TASK OBJECTIVE:
Give the data again, word for word.

Data entries
• • • • • • •
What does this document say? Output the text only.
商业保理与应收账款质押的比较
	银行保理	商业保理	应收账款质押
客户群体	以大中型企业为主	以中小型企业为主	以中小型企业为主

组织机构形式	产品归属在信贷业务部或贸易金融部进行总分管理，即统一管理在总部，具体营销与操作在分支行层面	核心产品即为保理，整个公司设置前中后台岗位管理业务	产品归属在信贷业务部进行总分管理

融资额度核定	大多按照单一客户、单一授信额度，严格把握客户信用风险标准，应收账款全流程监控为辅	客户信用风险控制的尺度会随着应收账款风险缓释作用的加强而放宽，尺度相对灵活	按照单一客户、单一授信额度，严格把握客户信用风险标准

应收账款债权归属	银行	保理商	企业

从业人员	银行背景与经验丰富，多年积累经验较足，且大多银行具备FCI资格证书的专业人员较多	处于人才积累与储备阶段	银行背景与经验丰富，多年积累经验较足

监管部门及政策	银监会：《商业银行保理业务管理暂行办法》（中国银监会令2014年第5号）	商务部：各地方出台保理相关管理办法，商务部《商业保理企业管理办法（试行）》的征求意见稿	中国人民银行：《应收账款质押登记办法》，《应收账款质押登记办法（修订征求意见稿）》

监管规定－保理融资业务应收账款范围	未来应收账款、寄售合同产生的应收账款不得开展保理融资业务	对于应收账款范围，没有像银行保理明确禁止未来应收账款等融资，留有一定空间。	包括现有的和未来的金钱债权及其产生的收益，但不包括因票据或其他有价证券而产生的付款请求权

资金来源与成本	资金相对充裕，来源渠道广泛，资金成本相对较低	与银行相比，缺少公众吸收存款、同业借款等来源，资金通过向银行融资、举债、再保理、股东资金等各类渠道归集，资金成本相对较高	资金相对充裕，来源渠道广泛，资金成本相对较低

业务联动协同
• • • • • • •
RESULT FOR THIS EXERCISE:
What does this document say? Output the text only.
商业保理与应收账款质押的比较
	银行保理	商业保理	应收账款质押
客户群体	以大中型企业为主	以中小型企业为主	以中小型企业为主

组织机构形式	产品归属在信贷业务部或贸易金融部进行总分管理，即统一管理在总部，具体营销与操作在分支行层面	核心产品即为保理，整个公司设置前中后台岗位管理业务	产品归属在信贷业务部进行总分管理

融资额度核定	大多按照单一客户、单一授信额度，严格把握客户信用风险标准，应收账款全流程监控为辅	客户信用风险控制的尺度会随着应收账款风险缓释作用的加强而放宽，尺度相对灵活	按照单一客户、单一授信额度，严格把握客户信用风险标准

应收账款债权归属	银行	保理商	企业

从业人员	银行背景与经验丰富，多年积累经验较足，且大多银行具备FCI资格证书的专业人员较多	处于人才积累与储备阶段	银行背景与经验丰富，多年积累经验较足

监管部门及政策	银监会：《商业银行保理业务管理暂行办法》（中国银监会令2014年第5号）	商务部：各地方出台保理相关管理办法，商务部《商业保理企业管理办法（试行）》的征求意见稿	中国人民银行：《应收账款质押登记办法》，《应收账款质押登记办法（修订征求意见稿）》

监管规定－保理融资业务应收账款范围	未来应收账款、寄售合同产生的应收账款不得开展保理融资业务	对于应收账款范围，没有像银行保理明确禁止未来应收账款等融资，留有一定空间。	包括现有的和未来的金钱债权及其产生的收益，但不包括因票据或其他有价证券而产生的付款请求权

资金来源与成本	资金相对充裕，来源渠道广泛，资金成本相对较低	与银行相比，缺少公众吸收存款、同业借款等来源，资金通过向银行融资、举债、再保理、股东资金等各类渠道归集，资金成本相对较高	资金相对充裕，来源渠道广泛，资金成本相对较低

业务联动协同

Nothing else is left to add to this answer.